(Dataset records)

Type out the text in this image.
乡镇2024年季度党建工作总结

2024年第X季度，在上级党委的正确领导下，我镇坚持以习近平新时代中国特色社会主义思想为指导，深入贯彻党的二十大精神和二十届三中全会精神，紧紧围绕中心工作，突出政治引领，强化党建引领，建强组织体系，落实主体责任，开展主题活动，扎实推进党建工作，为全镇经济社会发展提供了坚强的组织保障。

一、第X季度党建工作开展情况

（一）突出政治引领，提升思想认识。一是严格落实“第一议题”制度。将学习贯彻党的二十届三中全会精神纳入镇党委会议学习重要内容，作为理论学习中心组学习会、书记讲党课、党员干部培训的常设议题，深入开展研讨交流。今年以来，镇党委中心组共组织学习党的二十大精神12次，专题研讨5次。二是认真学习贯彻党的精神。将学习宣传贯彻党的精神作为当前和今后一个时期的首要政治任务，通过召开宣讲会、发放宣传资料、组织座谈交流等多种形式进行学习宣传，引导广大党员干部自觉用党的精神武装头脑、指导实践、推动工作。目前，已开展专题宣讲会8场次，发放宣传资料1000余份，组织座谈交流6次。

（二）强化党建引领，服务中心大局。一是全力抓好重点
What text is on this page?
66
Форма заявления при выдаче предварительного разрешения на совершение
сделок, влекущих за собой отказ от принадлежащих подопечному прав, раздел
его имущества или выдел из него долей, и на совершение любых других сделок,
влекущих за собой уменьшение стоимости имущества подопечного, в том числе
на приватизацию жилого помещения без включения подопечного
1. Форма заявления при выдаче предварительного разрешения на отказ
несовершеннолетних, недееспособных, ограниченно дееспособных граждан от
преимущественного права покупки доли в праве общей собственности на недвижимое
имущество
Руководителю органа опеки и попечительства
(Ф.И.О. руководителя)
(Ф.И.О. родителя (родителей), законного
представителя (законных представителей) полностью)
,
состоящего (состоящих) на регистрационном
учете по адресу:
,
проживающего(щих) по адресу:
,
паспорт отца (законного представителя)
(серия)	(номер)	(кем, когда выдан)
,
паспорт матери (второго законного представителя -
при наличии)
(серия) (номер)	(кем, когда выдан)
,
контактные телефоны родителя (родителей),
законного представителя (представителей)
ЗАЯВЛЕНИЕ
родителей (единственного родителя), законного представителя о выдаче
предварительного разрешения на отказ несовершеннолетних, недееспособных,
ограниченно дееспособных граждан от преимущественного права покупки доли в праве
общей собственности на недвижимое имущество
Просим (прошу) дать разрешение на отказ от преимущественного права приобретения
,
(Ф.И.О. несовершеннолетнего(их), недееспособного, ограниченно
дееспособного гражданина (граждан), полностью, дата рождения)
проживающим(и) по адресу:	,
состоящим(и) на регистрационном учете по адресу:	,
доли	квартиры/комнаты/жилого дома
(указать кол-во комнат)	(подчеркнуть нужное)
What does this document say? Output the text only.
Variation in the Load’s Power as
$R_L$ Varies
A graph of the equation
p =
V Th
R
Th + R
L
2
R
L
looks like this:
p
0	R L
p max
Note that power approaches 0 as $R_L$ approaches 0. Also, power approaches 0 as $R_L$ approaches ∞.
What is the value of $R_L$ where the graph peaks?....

Goal: Produce an exact copy of the whole listing.

The result:
Type out the text in this image.
乡镇2024年季度党建工作总结

2024年第X季度，在上级党委的正确领导下，我镇坚持以习近平新时代中国特色社会主义思想为指导，深入贯彻党的二十大精神和二十届三中全会精神，紧紧围绕中心工作，突出政治引领，强化党建引领，建强组织体系，落实主体责任，开展主题活动，扎实推进党建工作，为全镇经济社会发展提供了坚强的组织保障。

一、第X季度党建工作开展情况

（一）突出政治引领，提升思想认识。一是严格落实“第一议题”制度。将学习贯彻党的二十届三中全会精神纳入镇党委会议学习重要内容，作为理论学习中心组学习会、书记讲党课、党员干部培训的常设议题，深入开展研讨交流。今年以来，镇党委中心组共组织学习党的二十大精神12次，专题研讨5次。二是认真学习贯彻党的精神。将学习宣传贯彻党的精神作为当前和今后一个时期的首要政治任务，通过召开宣讲会、发放宣传资料、组织座谈交流等多种形式进行学习宣传，引导广大党员干部自觉用党的精神武装头脑、指导实践、推动工作。目前，已开展专题宣讲会8场次，发放宣传资料1000余份，组织座谈交流6次。

（二）强化党建引领，服务中心大局。一是全力抓好重点
What text is on this page?
66
Форма заявления при выдаче предварительного разрешения на совершение
сделок, влекущих за собой отказ от принадлежащих подопечному прав, раздел
его имущества или выдел из него долей, и на совершение любых других сделок,
влекущих за собой уменьшение стоимости имущества подопечного, в том числе
на приватизацию жилого помещения без включения подопечного
1. Форма заявления при выдаче предварительного разрешения на отказ
несовершеннолетних, недееспособных, ограниченно дееспособных граждан от
преимущественного права покупки доли в праве общей собственности на недвижимое
имущество
Руководителю органа опеки и попечительства
(Ф.И.О. руководителя)
(Ф.И.О. родителя (родителей), законного
представителя (законных представителей) полностью)
,
состоящего (состоящих) на регистрационном
учете по адресу:
,
проживающего(щих) по адресу:
,
паспорт отца (законного представителя)
(серия)	(номер)	(кем, когда выдан)
,
паспорт матери (второго законного представителя -
при наличии)
(серия) (номер)	(кем, когда выдан)
,
контактные телефоны родителя (родителей),
законного представителя (представителей)
ЗАЯВЛЕНИЕ
родителей (единственного родителя), законного представителя о выдаче
предварительного разрешения на отказ несовершеннолетних, недееспособных,
ограниченно дееспособных граждан от преимущественного права покупки доли в праве
общей собственности на недвижимое имущество
Просим (прошу) дать разрешение на отказ от преимущественного права приобретения
,
(Ф.И.О. несовершеннолетнего(их), недееспособного, ограниченно
дееспособного гражданина (граждан), полностью, дата рождения)
проживающим(и) по адресу:	,
состоящим(и) на регистрационном учете по адресу:	,
доли	квартиры/комнаты/жилого дома
(указать кол-во комнат)	(подчеркнуть нужное)
What does this document say? Output the text only.
Variation in the Load’s Power as
$R_L$ Varies
A graph of the equation
p =
V Th
R
Th + R
L
2
R
L
looks like this:
p
0	R L
p max
Note that power approaches 0 as $R_L$ approaches 0. Also, power approaches 0 as $R_L$ approaches ∞.
What is the value of $R_L$ where the graph peaks?....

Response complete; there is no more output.